CHALLENGE
Using the listing below, please gather every line containing the word "トムヤムクンスープの具材".
:::
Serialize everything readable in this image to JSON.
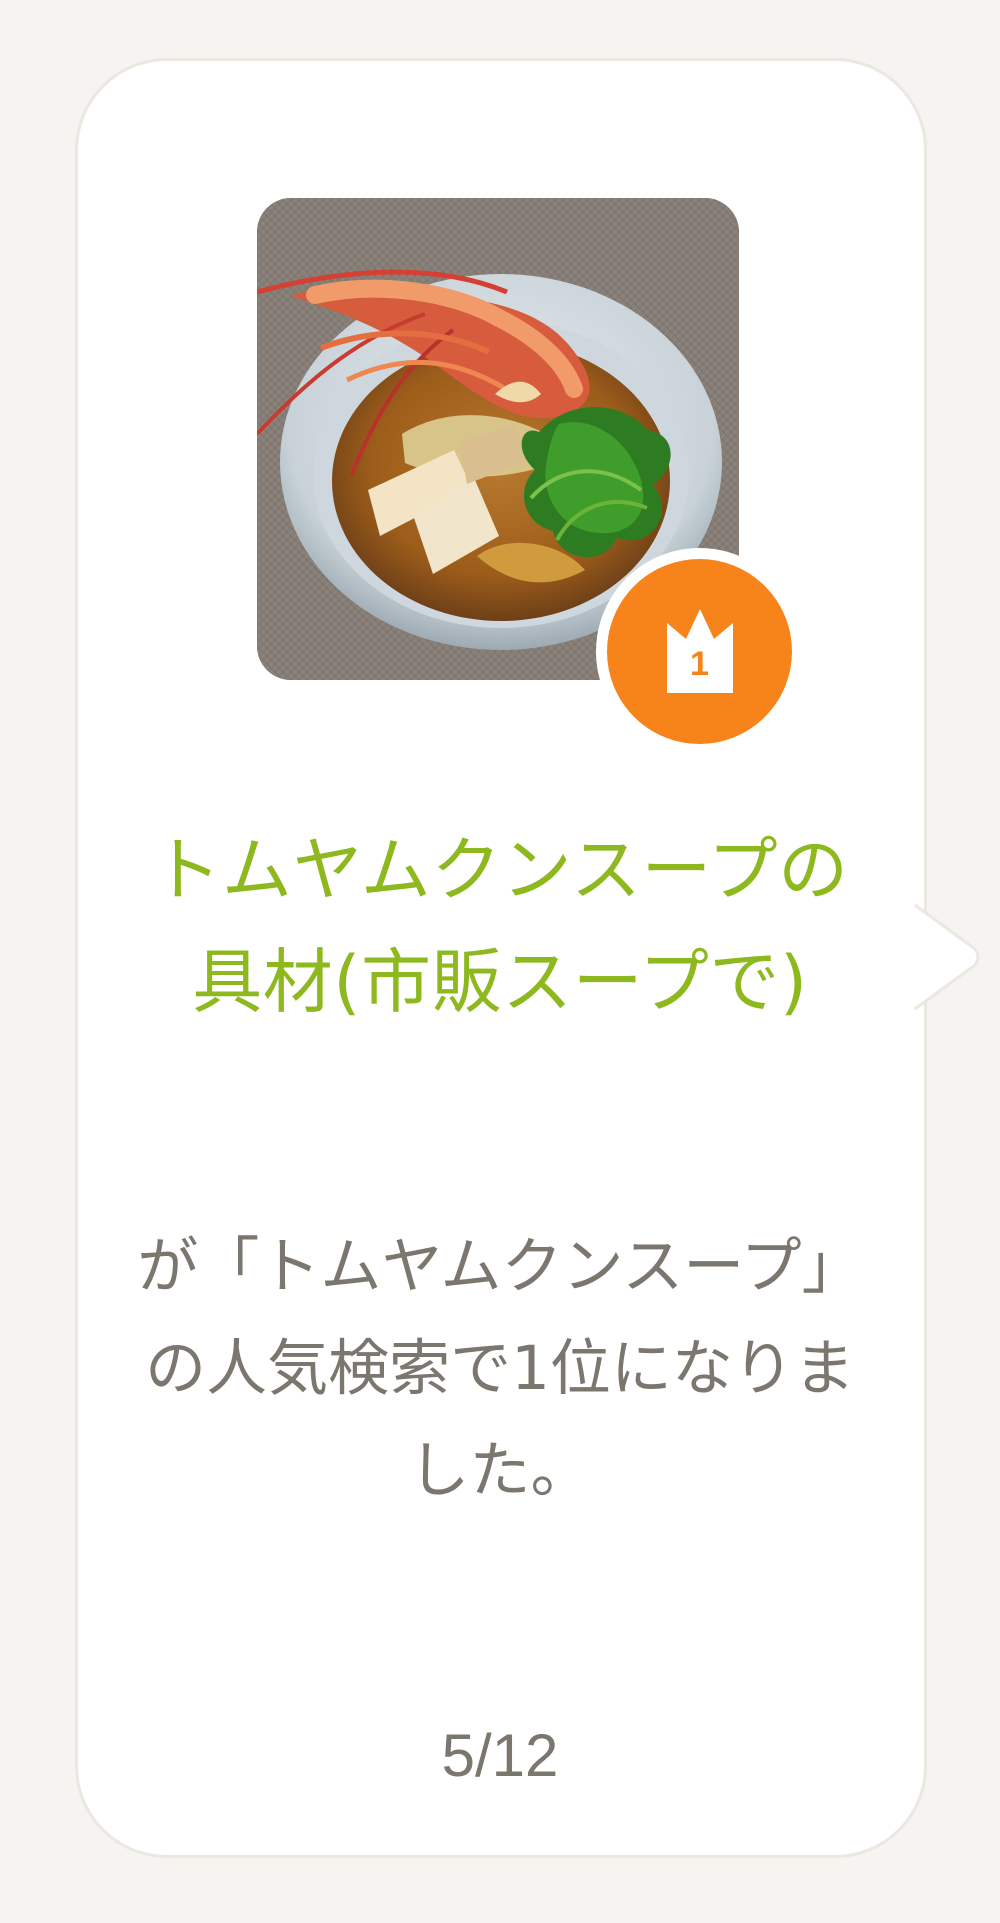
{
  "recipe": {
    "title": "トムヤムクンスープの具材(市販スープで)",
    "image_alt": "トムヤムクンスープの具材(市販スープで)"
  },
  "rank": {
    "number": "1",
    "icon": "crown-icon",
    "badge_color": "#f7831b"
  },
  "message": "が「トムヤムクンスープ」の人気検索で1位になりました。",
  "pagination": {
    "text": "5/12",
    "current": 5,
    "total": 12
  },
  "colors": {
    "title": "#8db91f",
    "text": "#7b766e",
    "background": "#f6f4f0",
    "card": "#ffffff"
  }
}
:::
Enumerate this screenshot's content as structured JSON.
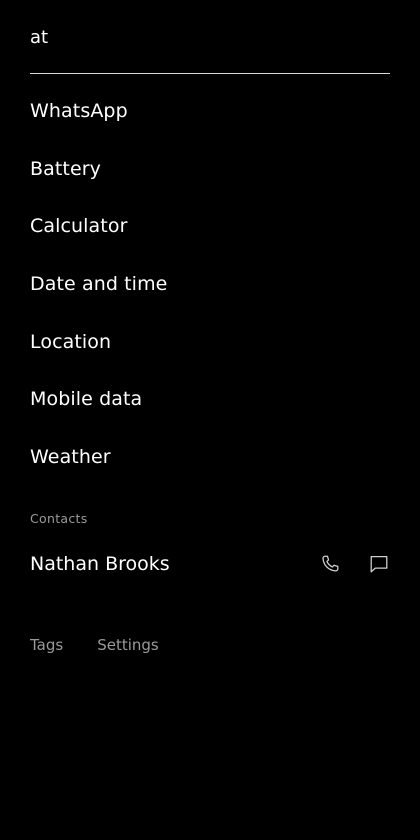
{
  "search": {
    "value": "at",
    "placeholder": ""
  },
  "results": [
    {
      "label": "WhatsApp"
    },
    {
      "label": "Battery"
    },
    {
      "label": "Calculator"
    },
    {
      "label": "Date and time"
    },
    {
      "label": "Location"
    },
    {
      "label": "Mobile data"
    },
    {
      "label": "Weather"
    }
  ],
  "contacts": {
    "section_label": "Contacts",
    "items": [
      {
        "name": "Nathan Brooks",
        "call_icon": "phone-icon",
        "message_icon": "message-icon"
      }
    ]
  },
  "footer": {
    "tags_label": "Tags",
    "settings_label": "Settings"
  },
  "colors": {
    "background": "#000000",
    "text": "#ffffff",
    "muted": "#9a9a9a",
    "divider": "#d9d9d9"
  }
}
:::
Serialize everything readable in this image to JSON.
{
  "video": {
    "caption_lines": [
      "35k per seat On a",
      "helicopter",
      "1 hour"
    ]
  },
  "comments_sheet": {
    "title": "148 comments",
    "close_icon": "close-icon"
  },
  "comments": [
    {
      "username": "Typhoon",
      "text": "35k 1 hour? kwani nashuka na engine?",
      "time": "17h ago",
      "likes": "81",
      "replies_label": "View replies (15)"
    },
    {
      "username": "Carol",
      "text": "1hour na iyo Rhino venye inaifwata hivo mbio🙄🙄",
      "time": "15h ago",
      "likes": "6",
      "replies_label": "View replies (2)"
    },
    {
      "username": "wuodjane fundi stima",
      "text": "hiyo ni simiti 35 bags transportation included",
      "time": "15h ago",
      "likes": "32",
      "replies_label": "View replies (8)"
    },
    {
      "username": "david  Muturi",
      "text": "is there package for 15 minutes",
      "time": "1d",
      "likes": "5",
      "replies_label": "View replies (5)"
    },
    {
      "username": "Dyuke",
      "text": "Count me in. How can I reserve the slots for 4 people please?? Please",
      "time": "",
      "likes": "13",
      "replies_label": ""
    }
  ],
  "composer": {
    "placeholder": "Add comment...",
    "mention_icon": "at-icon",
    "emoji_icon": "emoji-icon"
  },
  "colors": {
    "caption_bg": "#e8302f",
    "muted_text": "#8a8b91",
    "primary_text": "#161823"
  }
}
:::
PROBLEM SOLUTION
    "title": "トムヤムクンスープの具材(市販スープで)",
    "image_alt": "トムヤムクンスープの具材(市販スープで)"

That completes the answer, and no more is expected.